--- START ---

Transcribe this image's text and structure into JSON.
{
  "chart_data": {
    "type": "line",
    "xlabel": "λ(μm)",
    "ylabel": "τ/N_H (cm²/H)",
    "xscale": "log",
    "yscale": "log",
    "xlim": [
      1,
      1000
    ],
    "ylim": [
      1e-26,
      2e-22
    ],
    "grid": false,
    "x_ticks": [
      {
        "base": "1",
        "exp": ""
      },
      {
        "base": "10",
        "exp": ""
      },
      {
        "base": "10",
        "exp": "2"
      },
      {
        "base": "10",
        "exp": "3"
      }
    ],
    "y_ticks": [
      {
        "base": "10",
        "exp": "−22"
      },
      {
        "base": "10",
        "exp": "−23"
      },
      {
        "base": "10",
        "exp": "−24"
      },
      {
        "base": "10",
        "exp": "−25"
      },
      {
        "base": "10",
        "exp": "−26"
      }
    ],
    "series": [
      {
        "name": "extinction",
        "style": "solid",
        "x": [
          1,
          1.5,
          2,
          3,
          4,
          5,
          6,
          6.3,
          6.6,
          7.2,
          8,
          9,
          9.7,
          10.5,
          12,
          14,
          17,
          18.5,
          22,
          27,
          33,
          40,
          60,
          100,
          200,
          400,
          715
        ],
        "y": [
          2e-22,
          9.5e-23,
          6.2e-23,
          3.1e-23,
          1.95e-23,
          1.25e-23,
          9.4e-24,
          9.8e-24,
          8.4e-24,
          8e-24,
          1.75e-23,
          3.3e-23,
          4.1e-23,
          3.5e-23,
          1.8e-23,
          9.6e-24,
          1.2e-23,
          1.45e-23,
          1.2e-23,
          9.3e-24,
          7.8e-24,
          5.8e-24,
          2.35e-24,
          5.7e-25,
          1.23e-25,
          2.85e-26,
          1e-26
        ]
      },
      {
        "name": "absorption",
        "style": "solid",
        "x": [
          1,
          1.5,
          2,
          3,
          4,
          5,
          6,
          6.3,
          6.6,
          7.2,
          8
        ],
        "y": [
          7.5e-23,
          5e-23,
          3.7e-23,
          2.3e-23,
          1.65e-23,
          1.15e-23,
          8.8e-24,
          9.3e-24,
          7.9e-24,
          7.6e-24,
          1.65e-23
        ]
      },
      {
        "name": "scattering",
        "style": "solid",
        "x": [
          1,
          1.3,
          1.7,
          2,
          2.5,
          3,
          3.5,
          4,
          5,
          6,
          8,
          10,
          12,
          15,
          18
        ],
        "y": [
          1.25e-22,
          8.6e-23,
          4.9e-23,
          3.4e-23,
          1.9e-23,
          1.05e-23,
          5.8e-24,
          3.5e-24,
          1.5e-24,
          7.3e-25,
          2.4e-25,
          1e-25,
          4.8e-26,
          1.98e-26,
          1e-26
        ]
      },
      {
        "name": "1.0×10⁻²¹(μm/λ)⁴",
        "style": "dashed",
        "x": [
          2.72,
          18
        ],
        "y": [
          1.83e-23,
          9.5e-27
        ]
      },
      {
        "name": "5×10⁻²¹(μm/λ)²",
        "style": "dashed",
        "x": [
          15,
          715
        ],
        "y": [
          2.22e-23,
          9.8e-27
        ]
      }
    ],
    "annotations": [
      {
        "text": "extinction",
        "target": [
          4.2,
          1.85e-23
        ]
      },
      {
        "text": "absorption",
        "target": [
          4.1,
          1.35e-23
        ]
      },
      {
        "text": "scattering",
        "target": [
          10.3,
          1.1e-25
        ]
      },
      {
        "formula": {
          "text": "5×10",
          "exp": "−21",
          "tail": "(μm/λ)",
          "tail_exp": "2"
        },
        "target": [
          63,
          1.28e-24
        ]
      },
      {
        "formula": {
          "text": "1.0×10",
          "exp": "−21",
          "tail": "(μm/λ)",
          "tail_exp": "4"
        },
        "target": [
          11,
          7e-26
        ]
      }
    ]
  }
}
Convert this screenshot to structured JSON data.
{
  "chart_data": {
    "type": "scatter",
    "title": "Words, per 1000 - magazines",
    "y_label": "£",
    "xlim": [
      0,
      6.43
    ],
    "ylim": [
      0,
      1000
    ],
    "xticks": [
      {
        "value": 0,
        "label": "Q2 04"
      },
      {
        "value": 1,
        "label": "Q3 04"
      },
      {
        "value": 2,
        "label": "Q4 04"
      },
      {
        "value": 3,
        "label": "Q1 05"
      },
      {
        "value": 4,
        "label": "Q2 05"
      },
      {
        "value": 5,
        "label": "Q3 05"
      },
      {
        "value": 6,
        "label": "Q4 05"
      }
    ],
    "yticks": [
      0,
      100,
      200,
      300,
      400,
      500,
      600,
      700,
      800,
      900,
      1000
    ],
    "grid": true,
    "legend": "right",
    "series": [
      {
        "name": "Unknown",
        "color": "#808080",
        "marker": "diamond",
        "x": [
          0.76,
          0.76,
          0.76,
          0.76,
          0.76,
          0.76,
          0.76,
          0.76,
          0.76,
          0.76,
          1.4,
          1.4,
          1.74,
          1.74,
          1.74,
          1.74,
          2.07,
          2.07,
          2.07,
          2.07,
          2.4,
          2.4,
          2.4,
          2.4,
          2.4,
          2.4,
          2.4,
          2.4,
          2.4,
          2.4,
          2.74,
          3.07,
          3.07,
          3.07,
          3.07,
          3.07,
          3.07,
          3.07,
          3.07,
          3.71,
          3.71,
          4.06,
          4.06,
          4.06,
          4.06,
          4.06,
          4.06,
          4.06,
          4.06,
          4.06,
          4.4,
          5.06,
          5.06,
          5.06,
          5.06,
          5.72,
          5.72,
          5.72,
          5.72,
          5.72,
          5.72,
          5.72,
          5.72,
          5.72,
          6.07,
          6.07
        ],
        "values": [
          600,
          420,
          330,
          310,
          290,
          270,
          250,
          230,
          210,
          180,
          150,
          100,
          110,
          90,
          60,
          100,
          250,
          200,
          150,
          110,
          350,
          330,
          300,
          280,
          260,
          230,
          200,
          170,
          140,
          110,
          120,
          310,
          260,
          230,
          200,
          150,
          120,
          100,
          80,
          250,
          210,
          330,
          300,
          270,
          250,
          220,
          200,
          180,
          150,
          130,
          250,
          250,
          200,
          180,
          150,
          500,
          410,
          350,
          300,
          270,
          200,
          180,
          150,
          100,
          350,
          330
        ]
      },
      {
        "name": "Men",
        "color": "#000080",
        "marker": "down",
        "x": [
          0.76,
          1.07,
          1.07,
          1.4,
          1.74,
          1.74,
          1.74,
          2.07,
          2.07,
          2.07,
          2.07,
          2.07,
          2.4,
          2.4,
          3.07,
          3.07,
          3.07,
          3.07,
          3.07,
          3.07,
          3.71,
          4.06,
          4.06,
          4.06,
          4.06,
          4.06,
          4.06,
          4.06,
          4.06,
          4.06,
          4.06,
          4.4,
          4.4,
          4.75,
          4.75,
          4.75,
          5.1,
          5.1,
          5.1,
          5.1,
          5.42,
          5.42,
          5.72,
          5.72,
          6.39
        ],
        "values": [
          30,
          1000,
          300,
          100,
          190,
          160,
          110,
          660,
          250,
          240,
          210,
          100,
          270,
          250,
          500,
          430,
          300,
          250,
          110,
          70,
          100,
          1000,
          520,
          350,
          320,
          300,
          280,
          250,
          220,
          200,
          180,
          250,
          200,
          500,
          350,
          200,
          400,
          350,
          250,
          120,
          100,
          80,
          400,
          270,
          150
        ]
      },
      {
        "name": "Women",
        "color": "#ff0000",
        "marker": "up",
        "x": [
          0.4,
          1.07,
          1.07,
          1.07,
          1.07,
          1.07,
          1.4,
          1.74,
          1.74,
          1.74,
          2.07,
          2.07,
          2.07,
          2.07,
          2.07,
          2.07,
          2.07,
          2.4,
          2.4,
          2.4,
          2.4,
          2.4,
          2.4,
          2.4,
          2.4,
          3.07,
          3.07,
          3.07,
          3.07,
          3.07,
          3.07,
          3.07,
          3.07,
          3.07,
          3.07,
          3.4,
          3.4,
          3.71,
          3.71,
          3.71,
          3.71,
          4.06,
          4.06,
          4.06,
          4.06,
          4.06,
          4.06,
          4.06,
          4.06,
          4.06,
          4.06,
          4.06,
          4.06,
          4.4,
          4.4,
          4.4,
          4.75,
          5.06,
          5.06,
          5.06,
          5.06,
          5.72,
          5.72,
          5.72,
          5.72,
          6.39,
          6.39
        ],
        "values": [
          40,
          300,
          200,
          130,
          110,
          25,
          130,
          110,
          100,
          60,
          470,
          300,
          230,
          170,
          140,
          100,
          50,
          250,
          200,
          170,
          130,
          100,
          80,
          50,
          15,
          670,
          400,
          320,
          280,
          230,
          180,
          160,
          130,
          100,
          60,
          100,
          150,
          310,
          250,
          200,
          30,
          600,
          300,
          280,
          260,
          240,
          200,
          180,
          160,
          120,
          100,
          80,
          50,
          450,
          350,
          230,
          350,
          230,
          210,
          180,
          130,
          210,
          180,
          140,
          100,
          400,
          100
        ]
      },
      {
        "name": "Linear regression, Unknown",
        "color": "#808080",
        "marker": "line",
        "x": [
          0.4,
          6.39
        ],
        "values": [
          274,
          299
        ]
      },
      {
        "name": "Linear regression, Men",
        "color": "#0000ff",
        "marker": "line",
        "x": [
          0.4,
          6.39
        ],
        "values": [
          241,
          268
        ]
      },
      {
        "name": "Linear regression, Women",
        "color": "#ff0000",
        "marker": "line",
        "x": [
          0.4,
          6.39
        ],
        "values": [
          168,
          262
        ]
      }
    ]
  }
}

--- END ---

Count the lines in which the string "Linear" appears, then report only that figure.

> _TASK ANSWER_
3